◆ **EXERCISE INSTRUCTIONS**
Can you swap every "Stock-based compensation" in the listing below for "Share-based compensation" and leave everything else as it is?

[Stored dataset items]

____________

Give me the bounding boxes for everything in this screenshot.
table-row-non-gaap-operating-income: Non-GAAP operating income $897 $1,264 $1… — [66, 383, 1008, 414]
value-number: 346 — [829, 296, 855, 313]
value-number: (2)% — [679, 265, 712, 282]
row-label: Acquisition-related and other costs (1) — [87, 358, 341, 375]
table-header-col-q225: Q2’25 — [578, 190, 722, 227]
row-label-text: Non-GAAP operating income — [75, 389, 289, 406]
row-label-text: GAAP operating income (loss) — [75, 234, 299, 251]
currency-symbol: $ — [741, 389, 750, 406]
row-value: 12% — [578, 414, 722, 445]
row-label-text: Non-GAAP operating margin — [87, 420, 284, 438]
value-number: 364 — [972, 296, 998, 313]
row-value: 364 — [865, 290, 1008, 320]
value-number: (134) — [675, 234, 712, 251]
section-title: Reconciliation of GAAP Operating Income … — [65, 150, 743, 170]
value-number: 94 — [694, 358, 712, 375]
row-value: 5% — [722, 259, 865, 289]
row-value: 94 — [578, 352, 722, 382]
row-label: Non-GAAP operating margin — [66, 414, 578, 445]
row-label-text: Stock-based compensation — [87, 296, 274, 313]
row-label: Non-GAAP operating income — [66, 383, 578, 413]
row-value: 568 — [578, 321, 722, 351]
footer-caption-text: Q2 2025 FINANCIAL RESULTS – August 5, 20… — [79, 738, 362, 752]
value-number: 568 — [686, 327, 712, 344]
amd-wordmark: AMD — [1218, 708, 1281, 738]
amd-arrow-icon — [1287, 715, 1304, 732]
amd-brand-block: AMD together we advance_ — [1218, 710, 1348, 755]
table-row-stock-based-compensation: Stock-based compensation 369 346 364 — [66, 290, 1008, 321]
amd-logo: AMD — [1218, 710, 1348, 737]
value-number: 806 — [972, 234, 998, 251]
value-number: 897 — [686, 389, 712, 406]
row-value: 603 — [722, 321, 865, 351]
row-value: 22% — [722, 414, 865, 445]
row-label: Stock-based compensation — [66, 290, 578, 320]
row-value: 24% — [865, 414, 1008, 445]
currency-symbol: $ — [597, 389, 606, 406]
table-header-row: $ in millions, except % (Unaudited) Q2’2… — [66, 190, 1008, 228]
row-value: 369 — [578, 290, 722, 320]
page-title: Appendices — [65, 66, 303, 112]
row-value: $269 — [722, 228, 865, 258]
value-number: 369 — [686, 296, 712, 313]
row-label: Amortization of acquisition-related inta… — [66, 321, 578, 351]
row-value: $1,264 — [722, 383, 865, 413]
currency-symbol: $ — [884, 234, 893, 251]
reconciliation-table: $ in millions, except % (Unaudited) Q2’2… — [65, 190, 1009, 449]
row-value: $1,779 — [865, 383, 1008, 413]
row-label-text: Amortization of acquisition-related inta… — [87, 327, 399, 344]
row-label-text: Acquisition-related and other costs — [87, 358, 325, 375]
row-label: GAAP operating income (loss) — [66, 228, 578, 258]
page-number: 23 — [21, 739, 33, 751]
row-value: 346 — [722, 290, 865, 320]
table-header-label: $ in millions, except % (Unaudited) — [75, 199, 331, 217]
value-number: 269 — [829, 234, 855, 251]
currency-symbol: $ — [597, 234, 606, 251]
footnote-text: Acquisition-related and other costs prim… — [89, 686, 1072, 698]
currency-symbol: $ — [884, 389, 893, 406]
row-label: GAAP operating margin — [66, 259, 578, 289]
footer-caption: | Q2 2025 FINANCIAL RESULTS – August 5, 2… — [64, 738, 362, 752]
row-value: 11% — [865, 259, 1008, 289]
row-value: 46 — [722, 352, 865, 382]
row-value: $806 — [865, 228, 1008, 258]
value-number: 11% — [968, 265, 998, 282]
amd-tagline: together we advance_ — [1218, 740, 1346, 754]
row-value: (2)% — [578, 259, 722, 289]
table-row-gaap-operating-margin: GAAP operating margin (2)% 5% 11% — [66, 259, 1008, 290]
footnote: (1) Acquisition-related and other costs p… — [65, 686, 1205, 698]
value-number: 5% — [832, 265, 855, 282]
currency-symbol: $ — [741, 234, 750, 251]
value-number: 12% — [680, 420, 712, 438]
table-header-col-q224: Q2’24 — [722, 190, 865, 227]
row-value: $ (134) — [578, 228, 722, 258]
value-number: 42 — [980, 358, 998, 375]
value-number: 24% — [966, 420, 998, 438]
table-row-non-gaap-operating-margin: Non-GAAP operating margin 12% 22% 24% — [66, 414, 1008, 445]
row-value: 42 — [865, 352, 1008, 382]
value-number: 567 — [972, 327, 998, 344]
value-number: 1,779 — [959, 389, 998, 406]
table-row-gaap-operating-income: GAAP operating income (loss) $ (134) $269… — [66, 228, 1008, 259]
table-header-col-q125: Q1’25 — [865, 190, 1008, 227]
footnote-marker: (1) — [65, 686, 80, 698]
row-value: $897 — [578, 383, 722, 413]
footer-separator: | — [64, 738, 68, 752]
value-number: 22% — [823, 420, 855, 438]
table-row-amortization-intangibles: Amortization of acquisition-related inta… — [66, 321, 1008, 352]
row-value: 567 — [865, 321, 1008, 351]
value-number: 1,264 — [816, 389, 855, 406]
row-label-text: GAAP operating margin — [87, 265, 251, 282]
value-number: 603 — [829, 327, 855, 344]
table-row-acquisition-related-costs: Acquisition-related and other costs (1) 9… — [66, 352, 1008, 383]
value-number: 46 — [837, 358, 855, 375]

____________

◆ **TASK RESPONSE**
Give me the bounding boxes for everything in this screenshot.
table-row-non-gaap-operating-income: Non-GAAP operating income $897 $1,264 $1… — [66, 383, 1008, 414]
value-number: 346 — [829, 296, 855, 313]
value-number: (2)% — [679, 265, 712, 282]
row-label: Acquisition-related and other costs (1) — [87, 358, 341, 375]
table-header-col-q225: Q2’25 — [578, 190, 722, 227]
row-label-text: Non-GAAP operating income — [75, 389, 289, 406]
row-label-text: GAAP operating income (loss) — [75, 234, 299, 251]
currency-symbol: $ — [741, 389, 750, 406]
row-value: 12% — [578, 414, 722, 445]
row-label-text: Non-GAAP operating margin — [87, 420, 284, 438]
value-number: 364 — [972, 296, 998, 313]
row-value: 364 — [865, 290, 1008, 320]
value-number: (134) — [675, 234, 712, 251]
section-title: Reconciliation of GAAP Operating Income … — [65, 150, 743, 170]
value-number: 94 — [694, 358, 712, 375]
row-value: 5% — [722, 259, 865, 289]
row-value: 94 — [578, 352, 722, 382]
row-label: Non-GAAP operating margin — [66, 414, 578, 445]
row-label-text: Share-based compensation — [87, 296, 274, 313]
row-label: Non-GAAP operating income — [66, 383, 578, 413]
row-value: 568 — [578, 321, 722, 351]
footer-caption-text: Q2 2025 FINANCIAL RESULTS – August 5, 20… — [79, 738, 362, 752]
value-number: 568 — [686, 327, 712, 344]
amd-wordmark: AMD — [1218, 708, 1281, 738]
amd-arrow-icon — [1287, 715, 1304, 732]
amd-brand-block: AMD together we advance_ — [1218, 710, 1348, 755]
table-row-stock-based-compensation: Share-based compensation 369 346 364 — [66, 290, 1008, 321]
amd-logo: AMD — [1218, 710, 1348, 737]
value-number: 806 — [972, 234, 998, 251]
value-number: 897 — [686, 389, 712, 406]
row-value: 603 — [722, 321, 865, 351]
row-value: 22% — [722, 414, 865, 445]
row-label: Share-based compensation — [66, 290, 578, 320]
row-value: 24% — [865, 414, 1008, 445]
currency-symbol: $ — [597, 389, 606, 406]
table-header-row: $ in millions, except % (Unaudited) Q2’2… — [66, 190, 1008, 228]
row-value: 369 — [578, 290, 722, 320]
page-title: Appendices — [65, 66, 303, 112]
row-value: $269 — [722, 228, 865, 258]
value-number: 369 — [686, 296, 712, 313]
row-label: Amortization of acquisition-related inta… — [66, 321, 578, 351]
row-value: $1,264 — [722, 383, 865, 413]
currency-symbol: $ — [884, 234, 893, 251]
reconciliation-table: $ in millions, except % (Unaudited) Q2’2… — [65, 190, 1009, 449]
row-value: $1,779 — [865, 383, 1008, 413]
row-label-text: Amortization of acquisition-related inta… — [87, 327, 399, 344]
row-label-text: Acquisition-related and other costs — [87, 358, 325, 375]
row-label: GAAP operating income (loss) — [66, 228, 578, 258]
page-number: 23 — [21, 739, 33, 751]
row-value: 346 — [722, 290, 865, 320]
table-header-label: $ in millions, except % (Unaudited) — [75, 199, 331, 217]
value-number: 269 — [829, 234, 855, 251]
currency-symbol: $ — [597, 234, 606, 251]
footnote-text: Acquisition-related and other costs prim… — [89, 686, 1072, 698]
currency-symbol: $ — [884, 389, 893, 406]
row-label: GAAP operating margin — [66, 259, 578, 289]
footer-caption: | Q2 2025 FINANCIAL RESULTS – August 5, 2… — [64, 738, 362, 752]
row-value: 11% — [865, 259, 1008, 289]
row-value: 46 — [722, 352, 865, 382]
row-value: $806 — [865, 228, 1008, 258]
value-number: 11% — [968, 265, 998, 282]
amd-tagline: together we advance_ — [1218, 740, 1346, 754]
row-value: (2)% — [578, 259, 722, 289]
table-row-gaap-operating-margin: GAAP operating margin (2)% 5% 11% — [66, 259, 1008, 290]
footnote: (1) Acquisition-related and other costs p… — [65, 686, 1205, 698]
value-number: 5% — [832, 265, 855, 282]
currency-symbol: $ — [741, 234, 750, 251]
value-number: 12% — [680, 420, 712, 438]
table-header-col-q224: Q2’24 — [722, 190, 865, 227]
row-value: $ (134) — [578, 228, 722, 258]
value-number: 42 — [980, 358, 998, 375]
value-number: 24% — [966, 420, 998, 438]
table-row-non-gaap-operating-margin: Non-GAAP operating margin 12% 22% 24% — [66, 414, 1008, 445]
row-value: 42 — [865, 352, 1008, 382]
value-number: 567 — [972, 327, 998, 344]
value-number: 1,779 — [959, 389, 998, 406]
table-row-gaap-operating-income: GAAP operating income (loss) $ (134) $269… — [66, 228, 1008, 259]
table-header-col-q125: Q1’25 — [865, 190, 1008, 227]
footnote-marker: (1) — [65, 686, 80, 698]
row-value: $897 — [578, 383, 722, 413]
footer-separator: | — [64, 738, 68, 752]
value-number: 22% — [823, 420, 855, 438]
table-row-amortization-intangibles: Amortization of acquisition-related inta… — [66, 321, 1008, 352]
row-value: 567 — [865, 321, 1008, 351]
value-number: 1,264 — [816, 389, 855, 406]
row-label-text: GAAP operating margin — [87, 265, 251, 282]
value-number: 603 — [829, 327, 855, 344]
table-row-acquisition-related-costs: Acquisition-related and other costs (1) 9… — [66, 352, 1008, 383]
value-number: 46 — [837, 358, 855, 375]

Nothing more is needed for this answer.